ESTRATTO DA LEGGERE:
Sette lettere da Parigi

Sette lettere da Parigi
Samantha ha quasi 40 anni e poche certezze: è disoccupata, sull’orlo del tracollo economico e da anni ha lasciato il talamo nuziale per dormire nella camera degli ospiti col cane. Niente di buono fino a quando l’amica di sempre, per tirarla su di morale, inizia a rivangare i tempi delle loro scorribande giovanili. Tra quelle, una accende un particolare interesse: inter-rail, 20 anni prima. Parigi, un locale carino e due fustaccioni francesi che si presentano al tavolo per far conoscenza. Un incontro fortuito, durato 24 ore e finito in 7 lettere che Jean-Luc, il cavaliere di Sam, le ha scritto nei mesi successivi, senza mai ottenere da lei una risposta. Che avrebbe dovuto scrivergli, del resto? All’epoca lei voleva costruire il suo futuro da designer ed era del tutto incapace di accettare un uomo nella sua vita, vista l’esperienza del padre biologico che aveva ben pensato di mollare da sole lei neonata e la giovane madre. Meglio tenersi alla larga. Così, 20 anni dopo, tra il serio e il faceto nasce l’dea di creare un blog che abbia come tema le 7 lettere, un’occasione per cercare Jean-Luc dall’altra parte del mondo e chiedergli scusa per quel silenzio. E lui, attraverso il blog, risponde. La strada, però, è irta di ostacoli: l’autostima di Sam va in pezzi quando si ritrova a vivere a casa dei suoi, sbarcando il lunario come dog sitter senza nemmeno potersi permettere una macchia né tantomeno un aereo per la Francia…

“Vivete pienamente la vostra vita, senza paura, senza rabbia e senza rimpianti”. Solo per questa frase, questo libro merita di essere letto. E poi è divertente, perché l’autrice ha una vena ironica vivissima. E poi è tenero, perché è un romanzo d’amore a lieto fine: e meno male che la storia parte dall’epilogo, altrimenti ci sarebbe da consumare tonnellate di fazzoletti, prima della fine. Fosse solo questo, d’amore ne è piena la letteratura. Questa però è una storia vera, è contemporanea, i protagonisti sono viventi e li puoi trovare su Facebook. Così puoi chiudere il libro e aprire il pc e continuare a riflettere, non tanto sul cavallo bianco e sul principe azzurro (che comunque, il libro lo dimostra, esistono) ma su cosa fare per far ripartire la tua vita. Se una donna normale, con una vita sul fallimento andante, in un posto normale ha trovato il modo, la forza e soprattutto il coraggio di ripartire da zero, allora ci può riuscire chiunque. Il nostro Jean-Luc può avere mille volti ma da qualche parte esiste, bisogna solo avere l’animo predisposto per lasciare che ci aiuti a rimettere in piedi la nostra vita. E così ecco l’altro grande monito, nascosto dentro una “semplice” storia d’amore: il bene può fiorire solo se decidiamo di lasciar andare tutte le persone e le situazioni che ci avvelenano. Parigi non è poi così lontana.

[Dati di analisi strutturata della pagina]
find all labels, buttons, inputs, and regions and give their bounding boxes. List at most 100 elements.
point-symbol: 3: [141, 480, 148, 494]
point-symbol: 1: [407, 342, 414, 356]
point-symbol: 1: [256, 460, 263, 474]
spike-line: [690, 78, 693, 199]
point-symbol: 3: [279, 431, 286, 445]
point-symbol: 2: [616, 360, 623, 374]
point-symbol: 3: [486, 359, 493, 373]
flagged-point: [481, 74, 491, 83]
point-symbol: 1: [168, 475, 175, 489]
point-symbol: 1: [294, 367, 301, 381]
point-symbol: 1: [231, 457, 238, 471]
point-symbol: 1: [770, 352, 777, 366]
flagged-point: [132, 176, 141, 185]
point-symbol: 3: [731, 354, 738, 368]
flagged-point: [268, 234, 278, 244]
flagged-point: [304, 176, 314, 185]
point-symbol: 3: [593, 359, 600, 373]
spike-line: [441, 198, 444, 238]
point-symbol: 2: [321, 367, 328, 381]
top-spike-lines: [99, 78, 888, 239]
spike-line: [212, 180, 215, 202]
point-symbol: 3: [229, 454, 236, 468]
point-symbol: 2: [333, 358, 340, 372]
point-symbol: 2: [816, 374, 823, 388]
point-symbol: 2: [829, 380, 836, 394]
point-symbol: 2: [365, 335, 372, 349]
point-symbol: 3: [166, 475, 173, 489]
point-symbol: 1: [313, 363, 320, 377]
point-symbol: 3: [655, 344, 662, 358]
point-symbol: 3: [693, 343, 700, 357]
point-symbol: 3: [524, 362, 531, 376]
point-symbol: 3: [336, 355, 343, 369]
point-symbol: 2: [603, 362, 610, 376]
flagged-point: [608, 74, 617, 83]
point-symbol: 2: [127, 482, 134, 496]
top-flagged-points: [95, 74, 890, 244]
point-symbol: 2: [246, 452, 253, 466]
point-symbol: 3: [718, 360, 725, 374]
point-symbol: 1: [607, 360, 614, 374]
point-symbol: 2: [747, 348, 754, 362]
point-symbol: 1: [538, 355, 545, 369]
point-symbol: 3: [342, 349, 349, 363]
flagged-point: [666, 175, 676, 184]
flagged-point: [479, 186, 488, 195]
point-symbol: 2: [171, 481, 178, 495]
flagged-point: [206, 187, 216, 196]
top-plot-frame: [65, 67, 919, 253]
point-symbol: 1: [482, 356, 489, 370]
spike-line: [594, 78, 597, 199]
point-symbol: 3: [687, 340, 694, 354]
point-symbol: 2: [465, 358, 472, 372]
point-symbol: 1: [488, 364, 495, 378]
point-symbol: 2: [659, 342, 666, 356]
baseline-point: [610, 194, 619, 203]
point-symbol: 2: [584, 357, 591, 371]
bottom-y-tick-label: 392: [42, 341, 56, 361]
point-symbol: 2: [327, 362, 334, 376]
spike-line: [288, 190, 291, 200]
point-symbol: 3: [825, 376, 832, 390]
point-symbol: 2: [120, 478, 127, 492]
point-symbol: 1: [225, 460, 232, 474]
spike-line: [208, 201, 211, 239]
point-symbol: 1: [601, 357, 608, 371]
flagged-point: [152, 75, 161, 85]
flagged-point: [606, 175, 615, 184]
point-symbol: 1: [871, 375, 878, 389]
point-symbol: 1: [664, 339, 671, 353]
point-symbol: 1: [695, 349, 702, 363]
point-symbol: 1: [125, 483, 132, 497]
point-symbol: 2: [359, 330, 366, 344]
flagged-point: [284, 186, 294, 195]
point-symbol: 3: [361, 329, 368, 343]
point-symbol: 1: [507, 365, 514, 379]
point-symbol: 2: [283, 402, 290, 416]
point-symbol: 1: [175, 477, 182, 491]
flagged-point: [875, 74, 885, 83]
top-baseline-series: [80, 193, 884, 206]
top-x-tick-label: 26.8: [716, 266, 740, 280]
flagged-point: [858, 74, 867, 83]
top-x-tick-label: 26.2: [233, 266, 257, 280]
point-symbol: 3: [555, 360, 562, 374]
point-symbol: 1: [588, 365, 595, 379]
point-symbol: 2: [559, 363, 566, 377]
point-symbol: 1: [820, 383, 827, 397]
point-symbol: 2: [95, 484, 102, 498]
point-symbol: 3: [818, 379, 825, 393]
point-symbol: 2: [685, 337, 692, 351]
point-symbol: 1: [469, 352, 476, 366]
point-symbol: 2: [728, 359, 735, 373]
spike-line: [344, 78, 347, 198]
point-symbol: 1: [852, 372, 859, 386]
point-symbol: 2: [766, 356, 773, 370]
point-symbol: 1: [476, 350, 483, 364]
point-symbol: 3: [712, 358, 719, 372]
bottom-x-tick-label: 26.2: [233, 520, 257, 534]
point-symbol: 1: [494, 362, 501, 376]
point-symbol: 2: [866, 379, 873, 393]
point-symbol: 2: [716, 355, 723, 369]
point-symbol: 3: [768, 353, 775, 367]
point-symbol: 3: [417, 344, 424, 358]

COSA FARE: Nell'estratto su "Sette lettere da Parigi", elenca tutte le cose senza le quali la frase tra virgolette invita a vivere la propria vita.

RISULTATO DELL'ESERCIZIO:
- paura
- rabbia
- rimpianti